## BEGIN

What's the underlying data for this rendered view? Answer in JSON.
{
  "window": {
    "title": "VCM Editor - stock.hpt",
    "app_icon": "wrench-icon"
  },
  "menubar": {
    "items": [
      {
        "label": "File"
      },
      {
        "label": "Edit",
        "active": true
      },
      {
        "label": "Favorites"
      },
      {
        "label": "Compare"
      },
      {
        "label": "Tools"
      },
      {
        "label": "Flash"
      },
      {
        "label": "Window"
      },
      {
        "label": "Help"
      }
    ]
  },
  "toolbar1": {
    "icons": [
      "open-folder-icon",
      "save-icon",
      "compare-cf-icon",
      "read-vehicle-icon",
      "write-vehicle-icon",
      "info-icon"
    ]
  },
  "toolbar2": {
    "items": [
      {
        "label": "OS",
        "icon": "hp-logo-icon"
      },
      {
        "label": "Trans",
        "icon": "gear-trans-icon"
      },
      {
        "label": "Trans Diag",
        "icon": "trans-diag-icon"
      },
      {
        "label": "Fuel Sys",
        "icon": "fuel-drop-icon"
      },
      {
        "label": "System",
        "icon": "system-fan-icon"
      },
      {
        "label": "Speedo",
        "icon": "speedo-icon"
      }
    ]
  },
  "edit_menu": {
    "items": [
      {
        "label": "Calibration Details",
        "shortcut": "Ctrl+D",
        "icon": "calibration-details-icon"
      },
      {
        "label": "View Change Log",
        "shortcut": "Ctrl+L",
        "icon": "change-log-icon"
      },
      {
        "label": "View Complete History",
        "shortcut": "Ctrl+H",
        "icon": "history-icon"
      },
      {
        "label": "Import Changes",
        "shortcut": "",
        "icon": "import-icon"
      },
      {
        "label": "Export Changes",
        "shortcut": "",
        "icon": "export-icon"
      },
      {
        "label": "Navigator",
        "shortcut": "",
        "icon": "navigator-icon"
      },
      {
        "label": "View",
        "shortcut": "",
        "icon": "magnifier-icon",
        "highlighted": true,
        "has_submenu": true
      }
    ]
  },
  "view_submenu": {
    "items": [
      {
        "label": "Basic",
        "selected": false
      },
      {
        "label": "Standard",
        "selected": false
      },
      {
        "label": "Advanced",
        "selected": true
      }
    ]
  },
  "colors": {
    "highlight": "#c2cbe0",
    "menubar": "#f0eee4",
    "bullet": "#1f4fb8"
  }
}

## END

## Required work
Repeat every line of the records above exactly.

## Correct answer
What's the underlying data for this rendered view? Answer in JSON.
{
  "window": {
    "title": "VCM Editor - stock.hpt",
    "app_icon": "wrench-icon"
  },
  "menubar": {
    "items": [
      {
        "label": "File"
      },
      {
        "label": "Edit",
        "active": true
      },
      {
        "label": "Favorites"
      },
      {
        "label": "Compare"
      },
      {
        "label": "Tools"
      },
      {
        "label": "Flash"
      },
      {
        "label": "Window"
      },
      {
        "label": "Help"
      }
    ]
  },
  "toolbar1": {
    "icons": [
      "open-folder-icon",
      "save-icon",
      "compare-cf-icon",
      "read-vehicle-icon",
      "write-vehicle-icon",
      "info-icon"
    ]
  },
  "toolbar2": {
    "items": [
      {
        "label": "OS",
        "icon": "hp-logo-icon"
      },
      {
        "label": "Trans",
        "icon": "gear-trans-icon"
      },
      {
        "label": "Trans Diag",
        "icon": "trans-diag-icon"
      },
      {
        "label": "Fuel Sys",
        "icon": "fuel-drop-icon"
      },
      {
        "label": "System",
        "icon": "system-fan-icon"
      },
      {
        "label": "Speedo",
        "icon": "speedo-icon"
      }
    ]
  },
  "edit_menu": {
    "items": [
      {
        "label": "Calibration Details",
        "shortcut": "Ctrl+D",
        "icon": "calibration-details-icon"
      },
      {
        "label": "View Change Log",
        "shortcut": "Ctrl+L",
        "icon": "change-log-icon"
      },
      {
        "label": "View Complete History",
        "shortcut": "Ctrl+H",
        "icon": "history-icon"
      },
      {
        "label": "Import Changes",
        "shortcut": "",
        "icon": "import-icon"
      },
      {
        "label": "Export Changes",
        "shortcut": "",
        "icon": "export-icon"
      },
      {
        "label": "Navigator",
        "shortcut": "",
        "icon": "navigator-icon"
      },
      {
        "label": "View",
        "shortcut": "",
        "icon": "magnifier-icon",
        "highlighted": true,
        "has_submenu": true
      }
    ]
  },
  "view_submenu": {
    "items": [
      {
        "label": "Basic",
        "selected": false
      },
      {
        "label": "Standard",
        "selected": false
      },
      {
        "label": "Advanced",
        "selected": true
      }
    ]
  },
  "colors": {
    "highlight": "#c2cbe0",
    "menubar": "#f0eee4",
    "bullet": "#1f4fb8"
  }
}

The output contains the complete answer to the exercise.